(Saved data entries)
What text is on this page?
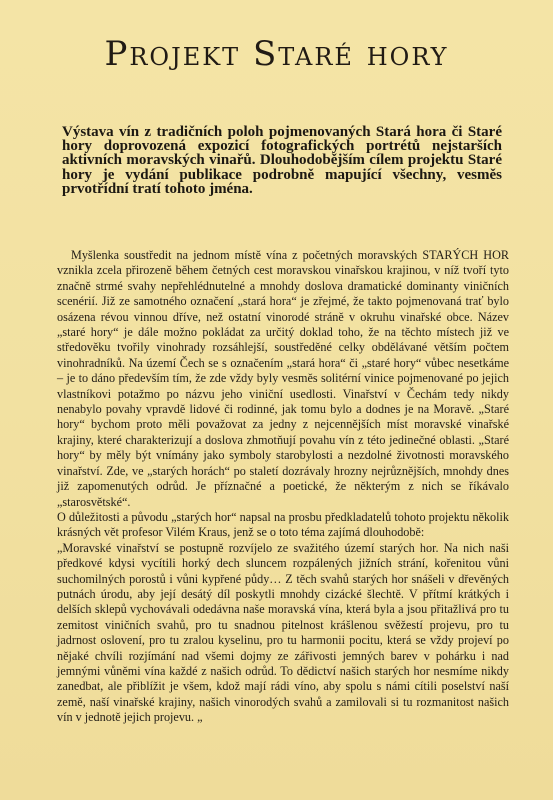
Projekt Staré hory
Výstava vín z tradičních poloh pojmenovaných Stará hora či Staré hory doprovozená expozicí fotografických portrétů nejstarších aktivních moravských vinařů. Dlouhodobějším cílem projektu Staré hory je vydání publikace podrobně mapující všechny, vesměs prvotřídní tratí tohoto jména.

Myšlenka soustředit na jednom místě vína z početných moravských STARÝCH HOR vznikla zcela přirozeně během četných cest moravskou vinařskou krajinou, v níž tvoří tyto značně strmé svahy nepřehlédnutelné a mnohdy doslova dramatické dominanty viničních scenérií. Již ze samotného označení „stará hora“ je zřejmé, že takto pojmenovaná trať bylo osázena révou vinnou dříve, než ostatní vinorodé stráně v okruhu vinařské obce. Název „staré hory“ je dále možno pokládat za určitý doklad toho, že na těchto místech již ve středověku tvořily vinohrady rozsáhlejší, soustředěné celky obdělávané větším počtem vinohradníků. Na území Čech se s označením „stará hora“ či „staré hory“ vůbec nesetkáme – je to dáno především tím, že zde vždy byly vesměs solitérní vinice pojmenované po jejich vlastníkovi potažmo po názvu jeho viniční usedlosti. Vinařství v Čechám tedy nikdy nenabylo povahy vpravdě lidové či rodinné, jak tomu bylo a dodnes je na Moravě. „Staré hory“ bychom proto měli považovat za jedny z nejcennějších míst moravské vinařské krajiny, které charakterizují a doslova zhmotňují povahu vín z této jedinečné oblasti. „Staré hory“ by měly být vnímány jako symboly starobylosti a nezdolné životnosti moravského vinařství. Zde, ve „starých horách“ po staletí dozrávaly hrozny nejrůznějších, mnohdy dnes již zapomenutých odrůd. Je příznačné a poetické, že některým z nich se říkávalo „starosvětské“.

O důležitosti a původu „starých hor“ napsal na prosbu předkladatelů tohoto projektu několik krásných vět profesor Vilém Kraus, jenž se o toto téma zajímá dlouhodobě:

„Moravské vinařství se postupně rozvíjelo ze svažitého území starých hor. Na nich naši předkové kdysi vycítili horký dech sluncem rozpálených jižních strání, kořenitou vůni suchomilných porostů i vůni kypřené půdy… Z těch svahů starých hor snášeli v dřevěných putnách úrodu, aby její desátý díl poskytli mnohdy cizácké šlechtě. V přítmí krátkých i delších sklepů vychovávali odedávna naše moravská vína, která byla a jsou přitažlivá pro tu zemitost viničních svahů, pro tu snadnou pitelnost krášlenou svěžestí projevu, pro tu jadrnost oslovení, pro tu zralou kyselinu, pro tu harmonii pocitu, která se vždy projeví po nějaké chvíli rozjímání nad všemi dojmy ze zářivosti jemných barev v pohárku i nad jemnými vůněmi vína každé z našich odrůd. To dědictví našich starých hor nesmíme nikdy zanedbat, ale přiblížit je všem, kdož mají rádi víno, aby spolu s námi cítili poselství naší země, naší vinařské krajiny, našich vinorodých svahů a zamilovali si tu rozmanitost našich vín v jednotě jejich projevu. „
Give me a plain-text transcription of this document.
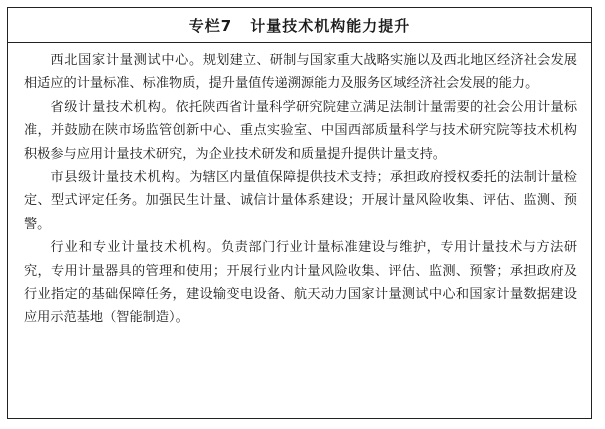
专栏7 计量技术机构能力提升

西北国家计量测试中心。规划建立、研制与国家重大战略实施以及西北地区经济社会发展相适应的计量标准、标准物质，提升量值传递溯源能力及服务区域经济社会发展的能力。

省级计量技术机构。依托陕西省计量科学研究院建立满足法制计量需要的社会公用计量标准，并鼓励在陕市场监管创新中心、重点实验室、中国西部质量科学与技术研究院等技术机构积极参与应用计量技术研究，为企业技术研发和质量提升提供计量支持。

市县级计量技术机构。为辖区内量值保障提供技术支持；承担政府授权委托的法制计量检定、型式评定任务。加强民生计量、诚信计量体系建设；开展计量风险收集、评估、监测、预警。

行业和专业计量技术机构。负责部门行业计量标准建设与维护，专用计量技术与方法研究，专用计量器具的管理和使用；开展行业内计量风险收集、评估、监测、预警；承担政府及行业指定的基础保障任务，建设输变电设备、航天动力国家计量测试中心和国家计量数据建设应用示范基地（智能制造）。
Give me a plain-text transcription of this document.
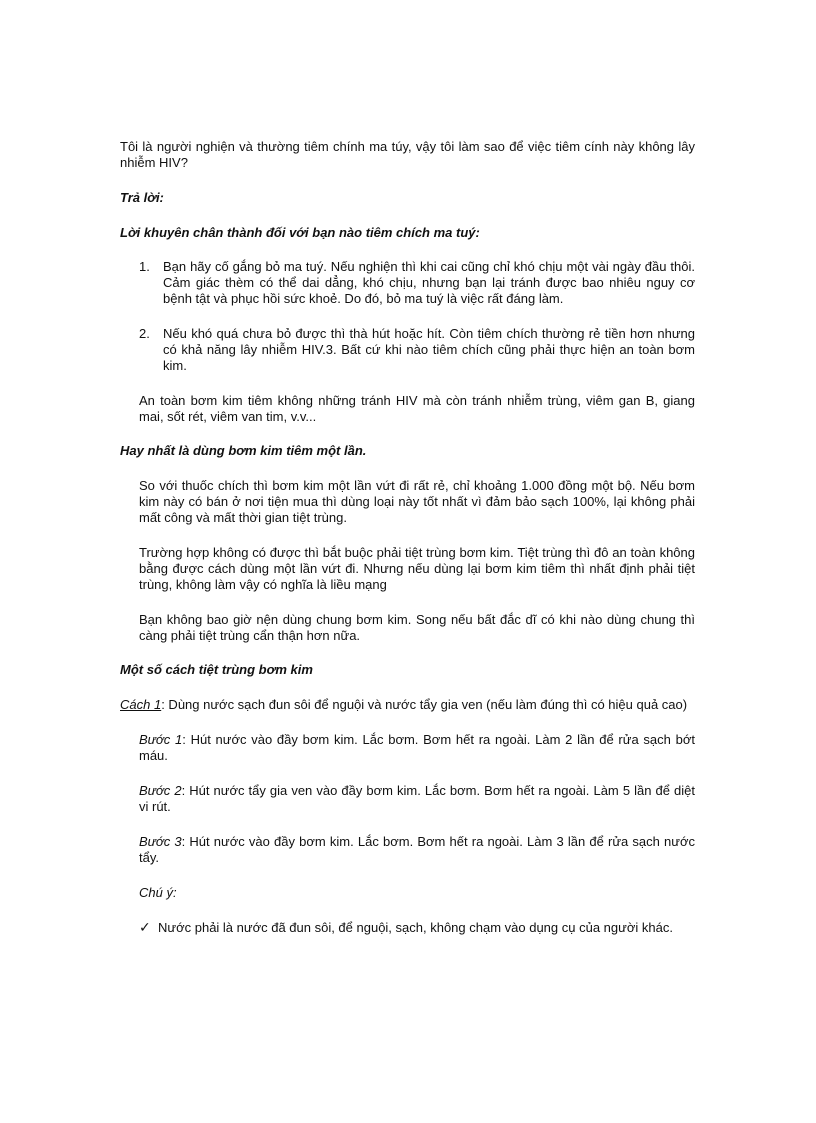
Tôi là người nghiện và thường tiêm chính ma túy, vậy tôi làm sao để việc tiêm cính này không lây nhiễm HIV?

Trả lời:

Lời khuyên chân thành đối với bạn nào tiêm chích ma tuý:

1. Bạn hãy cố gắng bỏ ma tuý. Nếu nghiện thì khi cai cũng chỉ khó chịu một vài ngày đầu thôi. Cảm giác thèm có thể dai dẳng, khó chịu, nhưng bạn lại tránh được bao nhiêu nguy cơ bệnh tật và phục hồi sức khoẻ. Do đó, bỏ ma tuý là việc rất đáng làm.
2. Nếu khó quá chưa bỏ được thì thà hút hoặc hít. Còn tiêm chích thường rẻ tiền hơn nhưng có khả năng lây nhiễm HIV.3. Bất cứ khi nào tiêm chích cũng phải thực hiện an toàn bơm kim.

An toàn bơm kim tiêm không những tránh HIV mà còn tránh nhiễm trùng, viêm gan B, giang mai, sốt rét, viêm van tim, v.v...

Hay nhất là dùng bơm kim tiêm một lần.

So với thuốc chích thì bơm kim một lần vứt đi rất rẻ, chỉ khoảng 1.000 đồng một bộ. Nếu bơm kim này có bán ở nơi tiện mua thì dùng loại này tốt nhất vì đảm bảo sạch 100%, lại không phải mất công và mất thời gian tiệt trùng.

Trường hợp không có được thì bắt buộc phải tiệt trùng bơm kim. Tiệt trùng thì đô an toàn không bằng được cách dùng một lần vứt đi. Nhưng nếu dùng lại bơm kim tiêm thì nhất định phải tiệt trùng, không làm vậy có nghĩa là liều mạng

Bạn không bao giờ nện dùng chung bơm kim. Song nếu bất đắc dĩ có khi nào dùng chung thì càng phải tiệt trùng cẩn thận hơn nữa.

Một số cách tiệt trùng bơm kim

Cách 1: Dùng nước sạch đun sôi để nguội và nước tẩy gia ven (nếu làm đúng thì có hiệu quả cao)

Bước 1: Hút nước vào đầy bơm kim. Lắc bơm. Bơm hết ra ngoài. Làm 2 lần để rửa sạch bớt máu.

Bước 2: Hút nước tẩy gia ven vào đầy bơm kim. Lắc bơm. Bơm hết ra ngoài. Làm 5 lần để diệt vi rút.

Bước 3: Hút nước vào đầy bơm kim. Lắc bơm. Bơm hết ra ngoài. Làm 3 lần để rửa sạch nước tẩy.

Chú ý:

✓ Nước phải là nước đã đun sôi, để nguội, sạch, không chạm vào dụng cụ của người khác.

## Aim
Pictures are not part of the copy; reproduce everything else in the records exactly.

## Response to the task
What text is on this page?
Projekt Staré hory
Výstava vín z tradičních poloh pojmenovaných Stará hora či Staré hory doprovozená expozicí fotografických portrétů nejstarších aktivních moravských vinařů. Dlouhodobějším cílem projektu Staré hory je vydání publikace podrobně mapující všechny, vesměs prvotřídní tratí tohoto jména.

Myšlenka soustředit na jednom místě vína z početných moravských STARÝCH HOR vznikla zcela přirozeně během četných cest moravskou vinařskou krajinou, v níž tvoří tyto značně strmé svahy nepřehlédnutelné a mnohdy doslova dramatické dominanty viničních scenérií. Již ze samotného označení „stará hora“ je zřejmé, že takto pojmenovaná trať bylo osázena révou vinnou dříve, než ostatní vinorodé stráně v okruhu vinařské obce. Název „staré hory“ je dále možno pokládat za určitý doklad toho, že na těchto místech již ve středověku tvořily vinohrady rozsáhlejší, soustředěné celky obdělávané větším počtem vinohradníků. Na území Čech se s označením „stará hora“ či „staré hory“ vůbec nesetkáme – je to dáno především tím, že zde vždy byly vesměs solitérní vinice pojmenované po jejich vlastníkovi potažmo po názvu jeho viniční usedlosti. Vinařství v Čechám tedy nikdy nenabylo povahy vpravdě lidové či rodinné, jak tomu bylo a dodnes je na Moravě. „Staré hory“ bychom proto měli považovat za jedny z nejcennějších míst moravské vinařské krajiny, které charakterizují a doslova zhmotňují povahu vín z této jedinečné oblasti. „Staré hory“ by měly být vnímány jako symboly starobylosti a nezdolné životnosti moravského vinařství. Zde, ve „starých horách“ po staletí dozrávaly hrozny nejrůznějších, mnohdy dnes již zapomenutých odrůd. Je příznačné a poetické, že některým z nich se říkávalo „starosvětské“.

O důležitosti a původu „starých hor“ napsal na prosbu předkladatelů tohoto projektu několik krásných vět profesor Vilém Kraus, jenž se o toto téma zajímá dlouhodobě:

„Moravské vinařství se postupně rozvíjelo ze svažitého území starých hor. Na nich naši předkové kdysi vycítili horký dech sluncem rozpálených jižních strání, kořenitou vůni suchomilných porostů i vůni kypřené půdy… Z těch svahů starých hor snášeli v dřevěných putnách úrodu, aby její desátý díl poskytli mnohdy cizácké šlechtě. V přítmí krátkých i delších sklepů vychovávali odedávna naše moravská vína, která byla a jsou přitažlivá pro tu zemitost viničních svahů, pro tu snadnou pitelnost krášlenou svěžestí projevu, pro tu jadrnost oslovení, pro tu zralou kyselinu, pro tu harmonii pocitu, která se vždy projeví po nějaké chvíli rozjímání nad všemi dojmy ze zářivosti jemných barev v pohárku i nad jemnými vůněmi vína každé z našich odrůd. To dědictví našich starých hor nesmíme nikdy zanedbat, ale přiblížit je všem, kdož mají rádi víno, aby spolu s námi cítili poselství naší země, naší vinařské krajiny, našich vinorodých svahů a zamilovali si tu rozmanitost našich vín v jednotě jejich projevu. „
Give me a plain-text transcription of this document.
专栏7 计量技术机构能力提升

西北国家计量测试中心。规划建立、研制与国家重大战略实施以及西北地区经济社会发展相适应的计量标准、标准物质，提升量值传递溯源能力及服务区域经济社会发展的能力。

省级计量技术机构。依托陕西省计量科学研究院建立满足法制计量需要的社会公用计量标准，并鼓励在陕市场监管创新中心、重点实验室、中国西部质量科学与技术研究院等技术机构积极参与应用计量技术研究，为企业技术研发和质量提升提供计量支持。

市县级计量技术机构。为辖区内量值保障提供技术支持；承担政府授权委托的法制计量检定、型式评定任务。加强民生计量、诚信计量体系建设；开展计量风险收集、评估、监测、预警。

行业和专业计量技术机构。负责部门行业计量标准建设与维护，专用计量技术与方法研究，专用计量器具的管理和使用；开展行业内计量风险收集、评估、监测、预警；承担政府及行业指定的基础保障任务，建设输变电设备、航天动力国家计量测试中心和国家计量数据建设应用示范基地（智能制造）。
Give me a plain-text transcription of this document.
Tôi là người nghiện và thường tiêm chính ma túy, vậy tôi làm sao để việc tiêm cính này không lây nhiễm HIV?

Trả lời:

Lời khuyên chân thành đối với bạn nào tiêm chích ma tuý:

1. Bạn hãy cố gắng bỏ ma tuý. Nếu nghiện thì khi cai cũng chỉ khó chịu một vài ngày đầu thôi. Cảm giác thèm có thể dai dẳng, khó chịu, nhưng bạn lại tránh được bao nhiêu nguy cơ bệnh tật và phục hồi sức khoẻ. Do đó, bỏ ma tuý là việc rất đáng làm.
2. Nếu khó quá chưa bỏ được thì thà hút hoặc hít. Còn tiêm chích thường rẻ tiền hơn nhưng có khả năng lây nhiễm HIV.3. Bất cứ khi nào tiêm chích cũng phải thực hiện an toàn bơm kim.

An toàn bơm kim tiêm không những tránh HIV mà còn tránh nhiễm trùng, viêm gan B, giang mai, sốt rét, viêm van tim, v.v...

Hay nhất là dùng bơm kim tiêm một lần.

So với thuốc chích thì bơm kim một lần vứt đi rất rẻ, chỉ khoảng 1.000 đồng một bộ. Nếu bơm kim này có bán ở nơi tiện mua thì dùng loại này tốt nhất vì đảm bảo sạch 100%, lại không phải mất công và mất thời gian tiệt trùng.

Trường hợp không có được thì bắt buộc phải tiệt trùng bơm kim. Tiệt trùng thì đô an toàn không bằng được cách dùng một lần vứt đi. Nhưng nếu dùng lại bơm kim tiêm thì nhất định phải tiệt trùng, không làm vậy có nghĩa là liều mạng

Bạn không bao giờ nện dùng chung bơm kim. Song nếu bất đắc dĩ có khi nào dùng chung thì càng phải tiệt trùng cẩn thận hơn nữa.

Một số cách tiệt trùng bơm kim

Cách 1: Dùng nước sạch đun sôi để nguội và nước tẩy gia ven (nếu làm đúng thì có hiệu quả cao)

Bước 1: Hút nước vào đầy bơm kim. Lắc bơm. Bơm hết ra ngoài. Làm 2 lần để rửa sạch bớt máu.

Bước 2: Hút nước tẩy gia ven vào đầy bơm kim. Lắc bơm. Bơm hết ra ngoài. Làm 5 lần để diệt vi rút.

Bước 3: Hút nước vào đầy bơm kim. Lắc bơm. Bơm hết ra ngoài. Làm 3 lần để rửa sạch nước tẩy.

Chú ý:

✓ Nước phải là nước đã đun sôi, để nguội, sạch, không chạm vào dụng cụ của người khác.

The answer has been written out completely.